── Material supplied
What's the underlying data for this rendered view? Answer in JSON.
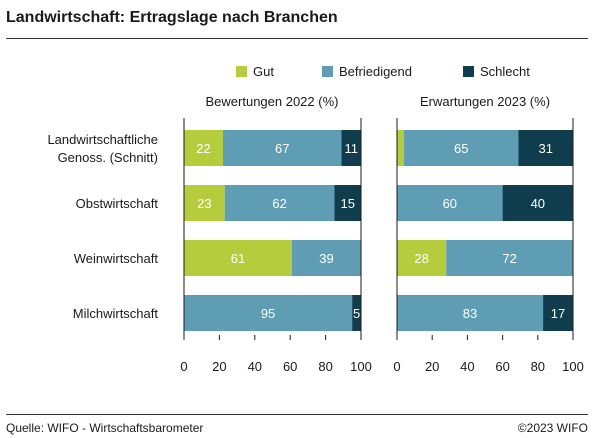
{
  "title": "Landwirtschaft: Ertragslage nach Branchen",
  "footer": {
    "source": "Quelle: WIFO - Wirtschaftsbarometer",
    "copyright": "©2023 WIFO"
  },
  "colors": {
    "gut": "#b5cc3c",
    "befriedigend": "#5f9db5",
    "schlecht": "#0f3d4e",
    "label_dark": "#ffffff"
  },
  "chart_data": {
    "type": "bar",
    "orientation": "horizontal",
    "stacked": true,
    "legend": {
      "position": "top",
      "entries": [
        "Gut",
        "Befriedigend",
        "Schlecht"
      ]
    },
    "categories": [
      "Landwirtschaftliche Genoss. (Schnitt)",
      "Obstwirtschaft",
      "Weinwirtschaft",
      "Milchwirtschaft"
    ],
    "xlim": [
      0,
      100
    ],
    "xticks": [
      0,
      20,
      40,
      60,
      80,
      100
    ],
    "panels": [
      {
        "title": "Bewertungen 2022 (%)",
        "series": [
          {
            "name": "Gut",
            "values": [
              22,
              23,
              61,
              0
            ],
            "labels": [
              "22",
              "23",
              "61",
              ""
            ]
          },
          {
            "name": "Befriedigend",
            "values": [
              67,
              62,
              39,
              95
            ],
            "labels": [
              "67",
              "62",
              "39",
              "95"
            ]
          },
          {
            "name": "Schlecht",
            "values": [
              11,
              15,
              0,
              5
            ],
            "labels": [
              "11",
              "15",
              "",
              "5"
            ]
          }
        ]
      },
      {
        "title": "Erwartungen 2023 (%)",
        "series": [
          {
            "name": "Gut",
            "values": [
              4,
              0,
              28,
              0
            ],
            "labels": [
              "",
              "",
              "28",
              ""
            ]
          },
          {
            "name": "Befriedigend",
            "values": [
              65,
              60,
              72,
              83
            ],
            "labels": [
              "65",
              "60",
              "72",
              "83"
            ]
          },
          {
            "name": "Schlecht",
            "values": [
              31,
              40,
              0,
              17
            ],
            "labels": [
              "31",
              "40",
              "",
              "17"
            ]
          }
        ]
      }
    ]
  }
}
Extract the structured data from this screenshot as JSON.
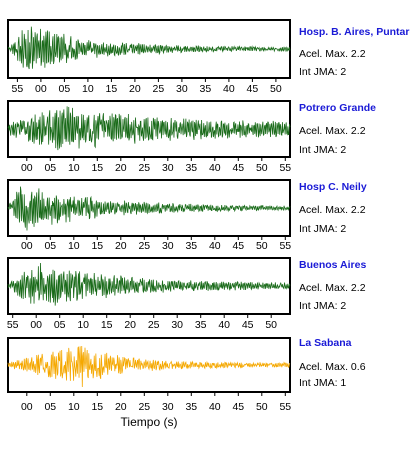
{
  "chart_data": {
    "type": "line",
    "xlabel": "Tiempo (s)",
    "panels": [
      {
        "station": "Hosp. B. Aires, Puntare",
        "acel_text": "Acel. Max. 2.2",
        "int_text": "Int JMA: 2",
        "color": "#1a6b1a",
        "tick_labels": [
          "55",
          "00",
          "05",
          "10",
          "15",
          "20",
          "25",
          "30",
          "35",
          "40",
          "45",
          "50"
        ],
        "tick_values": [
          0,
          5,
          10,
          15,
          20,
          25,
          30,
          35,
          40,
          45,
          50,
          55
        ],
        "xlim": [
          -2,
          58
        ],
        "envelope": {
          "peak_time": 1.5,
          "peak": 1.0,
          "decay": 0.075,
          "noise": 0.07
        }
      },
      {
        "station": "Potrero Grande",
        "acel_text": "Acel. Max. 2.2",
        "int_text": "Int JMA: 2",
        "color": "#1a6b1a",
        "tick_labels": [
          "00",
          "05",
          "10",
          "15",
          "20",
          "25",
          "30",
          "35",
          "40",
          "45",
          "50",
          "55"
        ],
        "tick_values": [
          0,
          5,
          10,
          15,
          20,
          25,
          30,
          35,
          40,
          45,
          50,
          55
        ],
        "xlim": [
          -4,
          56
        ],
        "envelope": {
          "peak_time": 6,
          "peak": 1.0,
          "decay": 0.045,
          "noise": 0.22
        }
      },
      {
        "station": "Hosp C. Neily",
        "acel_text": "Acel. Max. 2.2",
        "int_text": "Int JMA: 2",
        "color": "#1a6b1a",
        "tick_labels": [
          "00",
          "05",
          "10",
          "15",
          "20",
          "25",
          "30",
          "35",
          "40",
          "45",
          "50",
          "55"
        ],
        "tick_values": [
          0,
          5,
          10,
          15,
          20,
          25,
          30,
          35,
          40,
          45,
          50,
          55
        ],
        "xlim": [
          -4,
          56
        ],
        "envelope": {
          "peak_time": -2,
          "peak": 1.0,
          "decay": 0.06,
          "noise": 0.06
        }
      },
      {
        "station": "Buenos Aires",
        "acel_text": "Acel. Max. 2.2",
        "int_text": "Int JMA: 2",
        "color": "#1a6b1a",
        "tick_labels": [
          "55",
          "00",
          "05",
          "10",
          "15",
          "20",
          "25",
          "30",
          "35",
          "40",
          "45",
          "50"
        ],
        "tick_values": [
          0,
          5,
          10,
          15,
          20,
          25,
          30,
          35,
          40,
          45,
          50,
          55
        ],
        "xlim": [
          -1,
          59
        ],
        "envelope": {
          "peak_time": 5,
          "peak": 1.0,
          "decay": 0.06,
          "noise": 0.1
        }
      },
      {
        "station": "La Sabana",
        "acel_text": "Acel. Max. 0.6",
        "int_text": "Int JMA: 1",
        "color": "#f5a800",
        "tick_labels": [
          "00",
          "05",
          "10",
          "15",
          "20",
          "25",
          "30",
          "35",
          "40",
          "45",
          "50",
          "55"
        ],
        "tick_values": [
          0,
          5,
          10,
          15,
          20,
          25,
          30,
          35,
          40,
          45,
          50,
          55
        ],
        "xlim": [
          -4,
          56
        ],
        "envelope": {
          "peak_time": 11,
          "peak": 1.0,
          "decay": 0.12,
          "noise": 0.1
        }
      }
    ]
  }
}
────
* **Challenge**: From the listing above, copy every line that holds the string "noise".

* **Complete answer**:
          "noise": 0.07
          "noise": 0.22
          "noise": 0.06
          "noise": 0.1
          "noise": 0.1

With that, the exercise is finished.